BRIEF = Scan the data beneath this task and copy each line that includes "JSON".

MATERIAL SHOWN =

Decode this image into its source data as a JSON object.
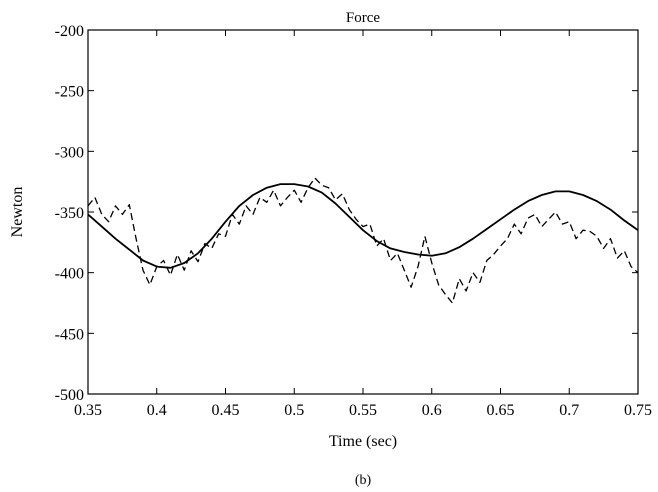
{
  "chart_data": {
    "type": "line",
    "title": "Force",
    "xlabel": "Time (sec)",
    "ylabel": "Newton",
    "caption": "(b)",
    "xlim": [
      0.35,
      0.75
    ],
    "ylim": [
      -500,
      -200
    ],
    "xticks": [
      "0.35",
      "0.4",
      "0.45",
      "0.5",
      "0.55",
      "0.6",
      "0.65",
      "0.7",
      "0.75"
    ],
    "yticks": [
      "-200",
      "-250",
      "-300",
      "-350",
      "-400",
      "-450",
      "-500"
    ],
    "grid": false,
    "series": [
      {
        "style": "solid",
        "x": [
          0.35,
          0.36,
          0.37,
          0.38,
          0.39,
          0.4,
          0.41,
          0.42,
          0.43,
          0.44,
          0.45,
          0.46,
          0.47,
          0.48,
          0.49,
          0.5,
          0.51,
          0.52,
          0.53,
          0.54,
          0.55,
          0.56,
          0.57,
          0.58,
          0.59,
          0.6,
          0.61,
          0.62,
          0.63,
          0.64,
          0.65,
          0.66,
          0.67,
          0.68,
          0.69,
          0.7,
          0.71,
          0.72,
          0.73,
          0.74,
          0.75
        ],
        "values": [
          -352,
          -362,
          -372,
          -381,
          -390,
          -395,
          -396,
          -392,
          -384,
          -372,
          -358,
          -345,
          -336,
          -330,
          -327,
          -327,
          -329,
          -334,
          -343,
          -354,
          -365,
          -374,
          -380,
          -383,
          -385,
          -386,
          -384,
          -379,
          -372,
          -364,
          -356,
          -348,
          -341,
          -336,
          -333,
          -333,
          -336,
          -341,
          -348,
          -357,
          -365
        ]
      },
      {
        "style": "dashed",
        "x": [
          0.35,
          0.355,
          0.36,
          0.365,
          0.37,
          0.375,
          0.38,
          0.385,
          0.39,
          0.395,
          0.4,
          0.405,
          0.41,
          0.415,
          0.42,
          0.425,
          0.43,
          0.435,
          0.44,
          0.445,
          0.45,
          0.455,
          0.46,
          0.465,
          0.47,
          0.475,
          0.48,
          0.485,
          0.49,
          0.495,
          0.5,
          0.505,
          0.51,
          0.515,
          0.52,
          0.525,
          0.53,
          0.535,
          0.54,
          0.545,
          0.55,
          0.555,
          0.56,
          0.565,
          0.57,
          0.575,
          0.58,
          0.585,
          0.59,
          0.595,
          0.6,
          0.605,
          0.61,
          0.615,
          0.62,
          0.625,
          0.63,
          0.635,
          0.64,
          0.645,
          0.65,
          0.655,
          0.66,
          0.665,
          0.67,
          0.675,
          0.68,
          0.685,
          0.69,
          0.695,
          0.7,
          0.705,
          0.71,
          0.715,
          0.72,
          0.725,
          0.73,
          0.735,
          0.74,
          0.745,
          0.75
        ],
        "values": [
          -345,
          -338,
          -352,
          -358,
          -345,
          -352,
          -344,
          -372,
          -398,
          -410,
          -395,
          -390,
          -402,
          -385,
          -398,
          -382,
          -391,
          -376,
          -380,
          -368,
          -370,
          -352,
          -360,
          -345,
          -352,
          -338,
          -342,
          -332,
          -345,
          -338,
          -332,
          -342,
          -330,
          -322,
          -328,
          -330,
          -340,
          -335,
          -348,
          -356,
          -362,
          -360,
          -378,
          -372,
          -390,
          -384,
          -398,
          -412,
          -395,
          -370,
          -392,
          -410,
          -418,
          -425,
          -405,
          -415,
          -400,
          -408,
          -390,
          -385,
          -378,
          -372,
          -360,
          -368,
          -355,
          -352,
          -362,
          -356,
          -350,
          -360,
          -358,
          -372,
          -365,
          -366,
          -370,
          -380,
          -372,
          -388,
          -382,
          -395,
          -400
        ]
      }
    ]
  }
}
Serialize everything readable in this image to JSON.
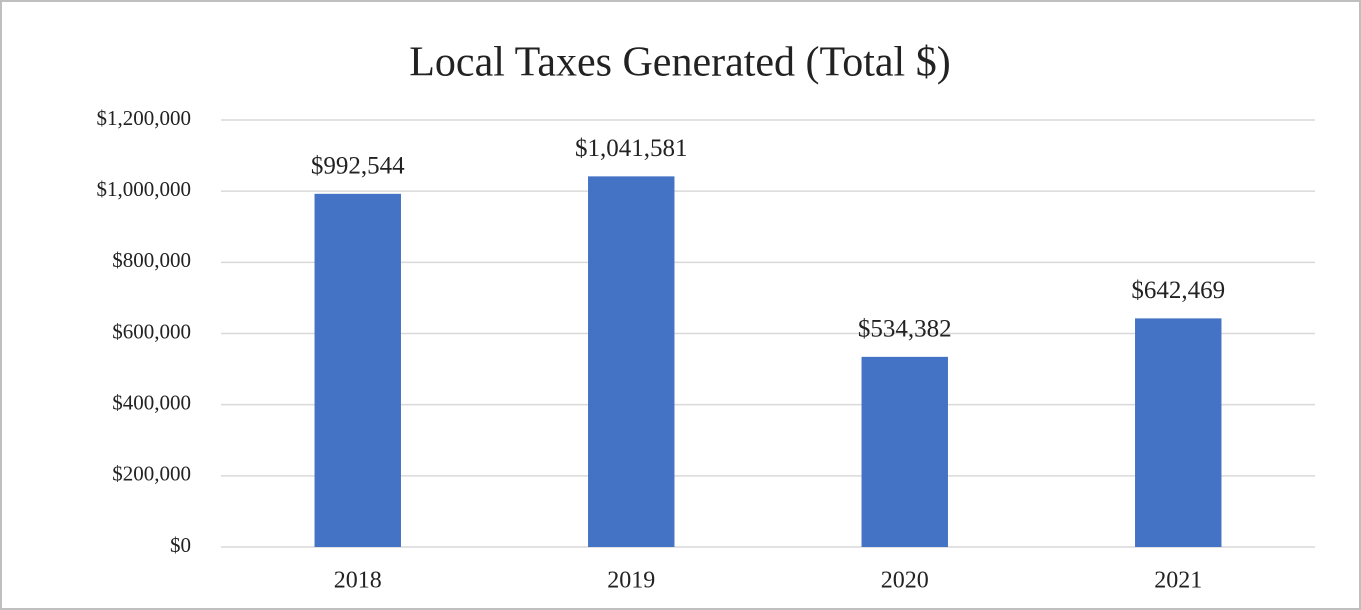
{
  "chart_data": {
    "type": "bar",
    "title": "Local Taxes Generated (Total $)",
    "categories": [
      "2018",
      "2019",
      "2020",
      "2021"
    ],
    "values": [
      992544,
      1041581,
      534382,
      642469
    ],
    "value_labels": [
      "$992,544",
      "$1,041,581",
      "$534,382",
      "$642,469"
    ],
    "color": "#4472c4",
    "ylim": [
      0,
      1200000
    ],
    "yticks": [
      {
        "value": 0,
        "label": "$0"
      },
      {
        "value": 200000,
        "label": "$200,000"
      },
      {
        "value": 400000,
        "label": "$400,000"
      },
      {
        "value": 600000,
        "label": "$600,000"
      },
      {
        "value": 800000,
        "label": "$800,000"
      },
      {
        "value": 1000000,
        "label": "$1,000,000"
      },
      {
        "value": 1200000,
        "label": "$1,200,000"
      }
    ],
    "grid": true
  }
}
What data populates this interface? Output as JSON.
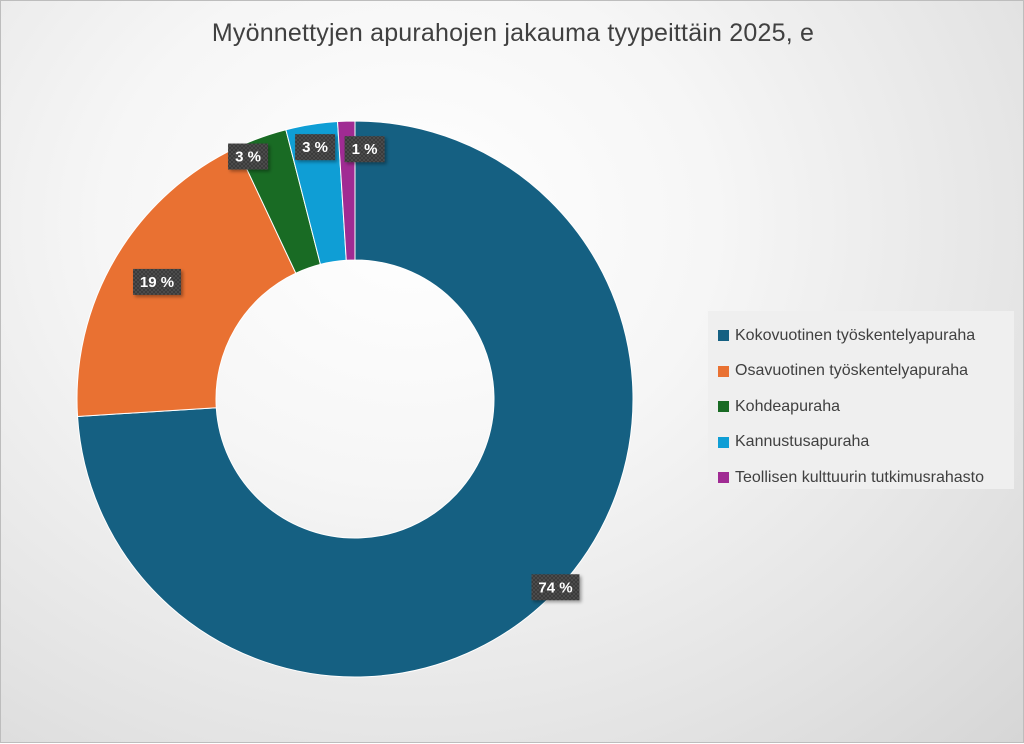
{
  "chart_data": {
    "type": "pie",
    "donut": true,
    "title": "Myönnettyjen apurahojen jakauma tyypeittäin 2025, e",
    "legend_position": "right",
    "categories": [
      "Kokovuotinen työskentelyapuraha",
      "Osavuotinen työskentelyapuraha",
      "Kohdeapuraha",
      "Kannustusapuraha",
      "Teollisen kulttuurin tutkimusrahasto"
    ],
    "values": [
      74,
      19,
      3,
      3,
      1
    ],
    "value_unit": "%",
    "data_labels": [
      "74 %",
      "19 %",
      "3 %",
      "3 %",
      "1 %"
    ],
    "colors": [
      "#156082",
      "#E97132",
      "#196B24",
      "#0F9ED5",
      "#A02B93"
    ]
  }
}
--
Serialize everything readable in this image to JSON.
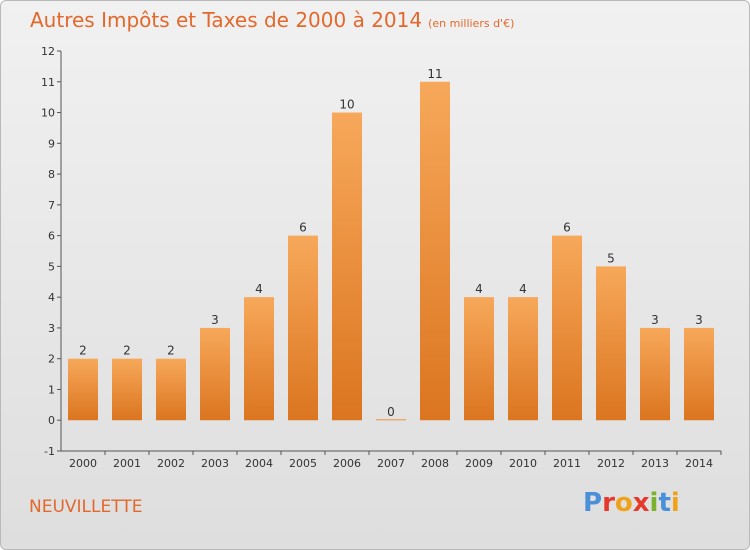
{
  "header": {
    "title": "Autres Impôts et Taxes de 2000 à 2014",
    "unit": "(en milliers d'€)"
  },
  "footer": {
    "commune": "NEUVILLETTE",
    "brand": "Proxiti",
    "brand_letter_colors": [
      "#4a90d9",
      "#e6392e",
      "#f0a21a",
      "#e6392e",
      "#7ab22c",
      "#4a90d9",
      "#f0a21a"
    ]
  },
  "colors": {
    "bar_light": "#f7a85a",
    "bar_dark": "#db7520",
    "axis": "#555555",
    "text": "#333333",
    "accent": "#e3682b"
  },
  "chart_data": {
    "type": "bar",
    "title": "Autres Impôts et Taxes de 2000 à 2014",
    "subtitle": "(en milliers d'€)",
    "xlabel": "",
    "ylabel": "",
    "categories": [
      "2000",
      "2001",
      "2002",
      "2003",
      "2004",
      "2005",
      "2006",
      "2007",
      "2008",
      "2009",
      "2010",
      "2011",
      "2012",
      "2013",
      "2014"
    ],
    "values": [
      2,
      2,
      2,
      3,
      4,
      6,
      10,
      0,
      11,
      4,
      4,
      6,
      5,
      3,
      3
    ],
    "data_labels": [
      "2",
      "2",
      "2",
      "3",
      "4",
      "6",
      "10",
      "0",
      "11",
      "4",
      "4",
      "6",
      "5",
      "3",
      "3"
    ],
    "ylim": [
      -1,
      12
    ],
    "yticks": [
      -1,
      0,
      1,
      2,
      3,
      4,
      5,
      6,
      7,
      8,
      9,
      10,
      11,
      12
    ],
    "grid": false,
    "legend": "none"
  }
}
--
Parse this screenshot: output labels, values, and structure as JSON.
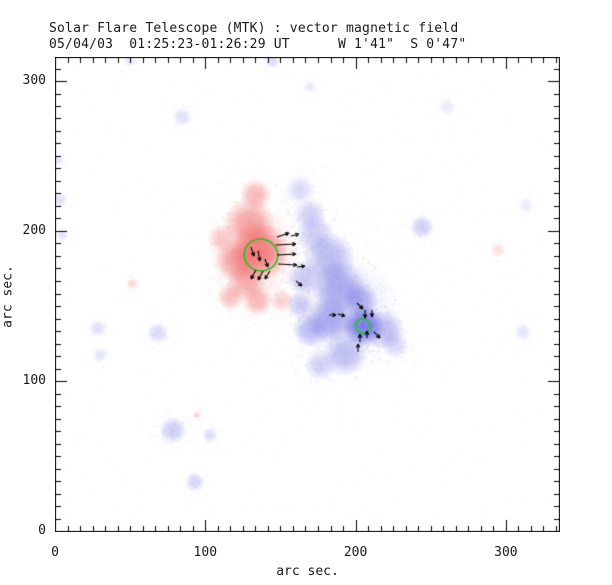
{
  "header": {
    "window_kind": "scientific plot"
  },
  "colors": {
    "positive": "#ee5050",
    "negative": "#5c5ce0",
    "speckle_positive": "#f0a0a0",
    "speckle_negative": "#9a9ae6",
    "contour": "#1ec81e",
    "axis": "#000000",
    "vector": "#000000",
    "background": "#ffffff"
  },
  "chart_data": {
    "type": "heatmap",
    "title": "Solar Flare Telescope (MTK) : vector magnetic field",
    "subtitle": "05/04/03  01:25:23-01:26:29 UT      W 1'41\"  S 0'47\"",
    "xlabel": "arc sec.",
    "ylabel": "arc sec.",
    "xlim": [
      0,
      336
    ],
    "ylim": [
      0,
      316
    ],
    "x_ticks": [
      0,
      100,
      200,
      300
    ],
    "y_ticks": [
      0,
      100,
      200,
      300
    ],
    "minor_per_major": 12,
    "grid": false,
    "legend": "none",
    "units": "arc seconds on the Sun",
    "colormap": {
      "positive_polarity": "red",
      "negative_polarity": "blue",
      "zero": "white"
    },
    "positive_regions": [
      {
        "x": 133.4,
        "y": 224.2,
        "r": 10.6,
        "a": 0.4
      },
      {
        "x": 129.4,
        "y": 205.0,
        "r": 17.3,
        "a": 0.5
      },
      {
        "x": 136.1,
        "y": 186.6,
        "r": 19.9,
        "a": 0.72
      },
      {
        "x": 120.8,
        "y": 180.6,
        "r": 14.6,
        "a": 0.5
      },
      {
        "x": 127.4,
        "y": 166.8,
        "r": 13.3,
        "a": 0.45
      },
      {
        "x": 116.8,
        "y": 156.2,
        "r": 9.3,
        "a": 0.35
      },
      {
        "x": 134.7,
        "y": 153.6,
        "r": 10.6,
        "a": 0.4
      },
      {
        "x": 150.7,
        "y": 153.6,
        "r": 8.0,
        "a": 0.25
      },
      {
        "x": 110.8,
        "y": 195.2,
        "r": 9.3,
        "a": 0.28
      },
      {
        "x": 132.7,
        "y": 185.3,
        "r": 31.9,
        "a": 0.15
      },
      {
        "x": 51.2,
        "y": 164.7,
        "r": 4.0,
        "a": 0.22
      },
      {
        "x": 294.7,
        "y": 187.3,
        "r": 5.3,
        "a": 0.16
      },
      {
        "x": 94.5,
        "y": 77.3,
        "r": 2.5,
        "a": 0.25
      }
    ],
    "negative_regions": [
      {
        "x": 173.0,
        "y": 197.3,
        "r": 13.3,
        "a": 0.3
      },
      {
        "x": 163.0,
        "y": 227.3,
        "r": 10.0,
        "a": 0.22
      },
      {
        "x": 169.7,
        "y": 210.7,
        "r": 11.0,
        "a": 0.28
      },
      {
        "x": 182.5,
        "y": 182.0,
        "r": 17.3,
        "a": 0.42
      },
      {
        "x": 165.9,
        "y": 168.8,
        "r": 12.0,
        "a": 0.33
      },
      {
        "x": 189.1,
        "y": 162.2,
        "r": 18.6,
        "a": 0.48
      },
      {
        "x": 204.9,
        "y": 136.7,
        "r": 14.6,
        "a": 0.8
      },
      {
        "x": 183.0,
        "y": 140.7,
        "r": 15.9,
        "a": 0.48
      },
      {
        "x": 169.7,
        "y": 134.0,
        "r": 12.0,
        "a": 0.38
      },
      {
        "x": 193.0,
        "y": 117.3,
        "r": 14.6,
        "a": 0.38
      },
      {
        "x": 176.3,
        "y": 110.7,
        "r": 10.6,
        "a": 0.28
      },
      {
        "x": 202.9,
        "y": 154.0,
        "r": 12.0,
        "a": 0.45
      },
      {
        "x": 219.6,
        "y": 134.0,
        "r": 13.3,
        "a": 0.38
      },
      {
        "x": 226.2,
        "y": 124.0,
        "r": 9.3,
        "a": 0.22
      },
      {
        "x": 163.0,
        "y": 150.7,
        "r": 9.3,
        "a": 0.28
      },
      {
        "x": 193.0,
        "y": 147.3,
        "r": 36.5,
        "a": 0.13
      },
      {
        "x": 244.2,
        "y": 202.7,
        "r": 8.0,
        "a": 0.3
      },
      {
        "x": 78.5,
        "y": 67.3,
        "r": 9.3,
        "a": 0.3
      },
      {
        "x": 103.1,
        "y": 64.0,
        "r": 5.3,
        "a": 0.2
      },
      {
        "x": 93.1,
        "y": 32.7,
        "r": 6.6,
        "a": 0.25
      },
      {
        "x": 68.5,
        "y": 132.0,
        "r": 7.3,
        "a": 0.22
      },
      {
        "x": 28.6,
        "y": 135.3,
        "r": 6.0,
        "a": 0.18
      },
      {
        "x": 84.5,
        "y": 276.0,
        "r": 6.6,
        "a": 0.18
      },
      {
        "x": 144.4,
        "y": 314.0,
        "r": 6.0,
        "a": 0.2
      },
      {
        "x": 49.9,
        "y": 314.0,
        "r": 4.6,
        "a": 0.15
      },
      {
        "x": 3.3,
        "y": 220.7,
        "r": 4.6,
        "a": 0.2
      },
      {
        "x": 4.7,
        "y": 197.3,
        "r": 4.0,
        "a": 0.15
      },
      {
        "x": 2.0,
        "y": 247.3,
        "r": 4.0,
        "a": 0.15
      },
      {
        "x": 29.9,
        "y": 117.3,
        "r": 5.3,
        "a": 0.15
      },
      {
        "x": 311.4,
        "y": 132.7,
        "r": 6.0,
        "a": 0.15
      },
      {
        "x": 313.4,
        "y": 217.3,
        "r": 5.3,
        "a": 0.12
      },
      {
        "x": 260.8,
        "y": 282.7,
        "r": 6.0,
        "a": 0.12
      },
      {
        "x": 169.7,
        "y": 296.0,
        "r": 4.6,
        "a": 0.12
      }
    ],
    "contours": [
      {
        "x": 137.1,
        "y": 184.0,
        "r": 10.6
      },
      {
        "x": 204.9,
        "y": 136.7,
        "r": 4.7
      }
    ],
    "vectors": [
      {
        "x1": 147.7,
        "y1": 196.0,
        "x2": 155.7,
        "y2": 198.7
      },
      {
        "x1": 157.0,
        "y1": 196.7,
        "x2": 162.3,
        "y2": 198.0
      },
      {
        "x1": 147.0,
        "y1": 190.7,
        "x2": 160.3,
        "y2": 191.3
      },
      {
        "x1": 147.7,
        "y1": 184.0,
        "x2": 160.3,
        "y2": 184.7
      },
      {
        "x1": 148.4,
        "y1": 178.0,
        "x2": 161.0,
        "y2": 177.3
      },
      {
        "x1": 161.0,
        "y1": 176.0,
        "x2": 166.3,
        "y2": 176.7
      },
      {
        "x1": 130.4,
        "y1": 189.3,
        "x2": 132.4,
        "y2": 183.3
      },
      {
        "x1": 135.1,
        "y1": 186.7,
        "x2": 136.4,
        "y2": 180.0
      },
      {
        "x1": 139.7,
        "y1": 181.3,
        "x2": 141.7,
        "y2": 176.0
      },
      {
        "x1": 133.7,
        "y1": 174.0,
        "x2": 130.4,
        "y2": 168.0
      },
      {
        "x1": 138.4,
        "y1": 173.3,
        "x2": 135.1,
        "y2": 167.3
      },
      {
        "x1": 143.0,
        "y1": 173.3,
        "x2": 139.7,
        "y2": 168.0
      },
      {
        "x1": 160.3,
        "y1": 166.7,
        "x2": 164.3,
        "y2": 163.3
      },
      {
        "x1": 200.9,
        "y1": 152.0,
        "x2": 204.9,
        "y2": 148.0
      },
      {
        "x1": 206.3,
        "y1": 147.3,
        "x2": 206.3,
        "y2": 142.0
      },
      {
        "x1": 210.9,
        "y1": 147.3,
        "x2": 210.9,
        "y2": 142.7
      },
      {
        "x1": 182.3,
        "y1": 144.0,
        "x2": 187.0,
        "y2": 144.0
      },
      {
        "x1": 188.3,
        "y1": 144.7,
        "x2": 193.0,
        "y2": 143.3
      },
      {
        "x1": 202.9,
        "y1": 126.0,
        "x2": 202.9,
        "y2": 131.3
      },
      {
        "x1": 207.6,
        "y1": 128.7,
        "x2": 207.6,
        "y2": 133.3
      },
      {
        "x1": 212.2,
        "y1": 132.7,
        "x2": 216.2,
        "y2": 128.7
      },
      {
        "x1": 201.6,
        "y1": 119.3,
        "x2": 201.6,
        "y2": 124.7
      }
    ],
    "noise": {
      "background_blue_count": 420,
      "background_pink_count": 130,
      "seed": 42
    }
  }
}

ANSWER IN FULL =
Decode this image into its source data as a JSON object.
Serialize everything readable in this image to JSON.
What data populates this interface? Output as JSON.
Serialize everything readable in this image to JSON.
Parse this screenshot: output labels, values, and structure as JSON.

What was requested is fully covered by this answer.